**Written exercise:** Extract and list every line that contains the word "predicting".

**Material for this task:**
════════════════

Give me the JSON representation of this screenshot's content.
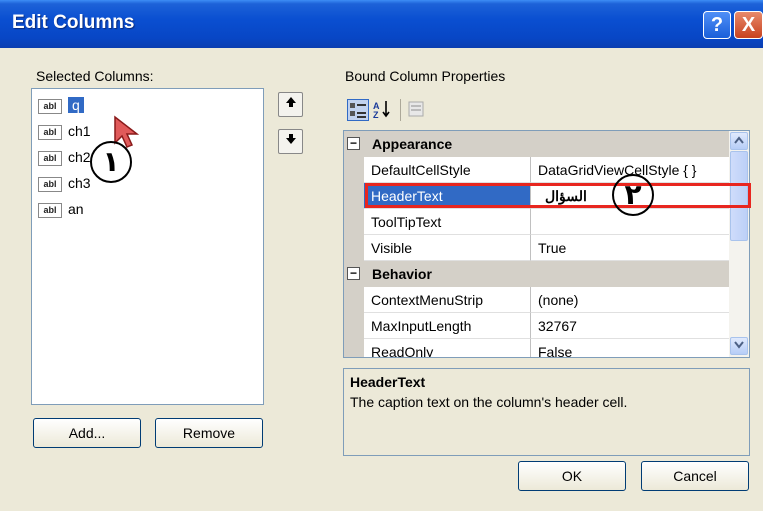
{
  "window": {
    "title": "Edit Columns",
    "help_glyph": "?",
    "close_glyph": "X"
  },
  "left": {
    "label": "Selected Columns:",
    "columns": [
      {
        "icon": "abl",
        "name": "q",
        "selected": true
      },
      {
        "icon": "abl",
        "name": "ch1"
      },
      {
        "icon": "abl",
        "name": "ch2"
      },
      {
        "icon": "abl",
        "name": "ch3"
      },
      {
        "icon": "abl",
        "name": "an"
      }
    ],
    "move_up_glyph": "🠉",
    "move_down_glyph": "🠋",
    "add_label": "Add...",
    "remove_label": "Remove"
  },
  "right": {
    "label": "Bound Column Properties",
    "categories": [
      {
        "name": "Appearance",
        "expander": "⊟",
        "props": [
          {
            "name": "DefaultCellStyle",
            "value": "DataGridViewCellStyle { }"
          },
          {
            "name": "HeaderText",
            "value": "السؤال",
            "selected": true
          },
          {
            "name": "ToolTipText",
            "value": ""
          },
          {
            "name": "Visible",
            "value": "True"
          }
        ]
      },
      {
        "name": "Behavior",
        "expander": "⊟",
        "props": [
          {
            "name": "ContextMenuStrip",
            "value": "(none)"
          },
          {
            "name": "MaxInputLength",
            "value": "32767"
          },
          {
            "name": "ReadOnly",
            "value": "False"
          }
        ]
      }
    ],
    "description_title": "HeaderText",
    "description_text": "The caption text on the column's header cell."
  },
  "footer": {
    "ok_label": "OK",
    "cancel_label": "Cancel"
  },
  "annotations": {
    "one": "١",
    "two": "٢"
  },
  "colors": {
    "title_bar": "#0a4fd1",
    "selection": "#316ac5",
    "highlight_box": "#e8261f"
  }
}
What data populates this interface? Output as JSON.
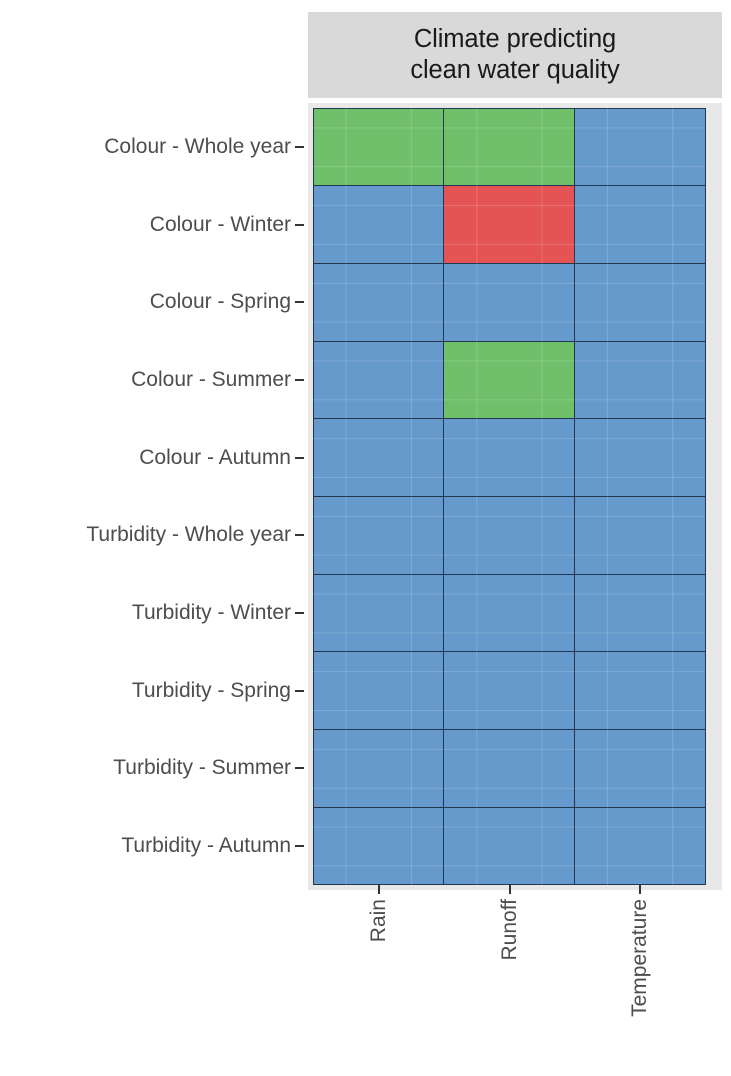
{
  "figure": {
    "strip_title": "Climate predicting\nclean water quality",
    "strip_title_line1": "Climate predicting",
    "strip_title_line2": "clean water quality"
  },
  "colors": {
    "blue": "#6699CC",
    "green": "#6FBF6B",
    "red": "#E55455",
    "cell_border": "#21364F",
    "strip_background": "#D9D9D9",
    "panel_background": "#E8E8E8",
    "axis_text": "#4d4d4d",
    "tick_mark": "#333333",
    "page_background": "#FFFFFF"
  },
  "chart_data": {
    "type": "heatmap",
    "title": "Climate predicting clean water quality",
    "xlabel": "",
    "ylabel": "",
    "grid": true,
    "legend_position": "none",
    "x_categories": [
      "Rain",
      "Runoff",
      "Temperature"
    ],
    "y_categories": [
      "Colour - Whole year",
      "Colour - Winter",
      "Colour - Spring",
      "Colour - Summer",
      "Colour - Autumn",
      "Turbidity - Whole year",
      "Turbidity - Winter",
      "Turbidity - Spring",
      "Turbidity - Summer",
      "Turbidity - Autumn"
    ],
    "category_levels": [
      "blue",
      "green",
      "red"
    ],
    "cells": [
      {
        "row": "Colour - Whole year",
        "values": [
          "green",
          "green",
          "blue"
        ]
      },
      {
        "row": "Colour - Winter",
        "values": [
          "blue",
          "red",
          "blue"
        ]
      },
      {
        "row": "Colour - Spring",
        "values": [
          "blue",
          "blue",
          "blue"
        ]
      },
      {
        "row": "Colour - Summer",
        "values": [
          "blue",
          "green",
          "blue"
        ]
      },
      {
        "row": "Colour - Autumn",
        "values": [
          "blue",
          "blue",
          "blue"
        ]
      },
      {
        "row": "Turbidity - Whole year",
        "values": [
          "blue",
          "blue",
          "blue"
        ]
      },
      {
        "row": "Turbidity - Winter",
        "values": [
          "blue",
          "blue",
          "blue"
        ]
      },
      {
        "row": "Turbidity - Spring",
        "values": [
          "blue",
          "blue",
          "blue"
        ]
      },
      {
        "row": "Turbidity - Summer",
        "values": [
          "blue",
          "blue",
          "blue"
        ]
      },
      {
        "row": "Turbidity - Autumn",
        "values": [
          "blue",
          "blue",
          "blue"
        ]
      }
    ]
  }
}
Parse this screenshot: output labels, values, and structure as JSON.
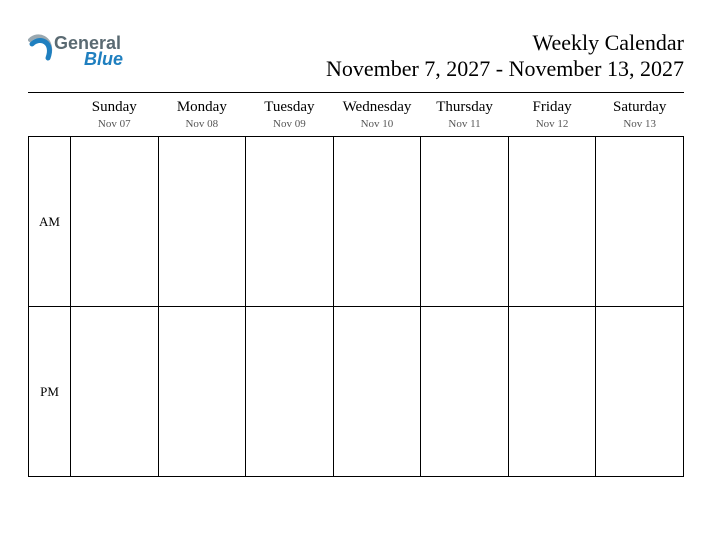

════════════════

**Answer in full:**
    "strip_title": "Climate predicting\nclean water quality",
    "strip_title_line1": "Climate predicting",
    "title": "Climate predicting clean water quality",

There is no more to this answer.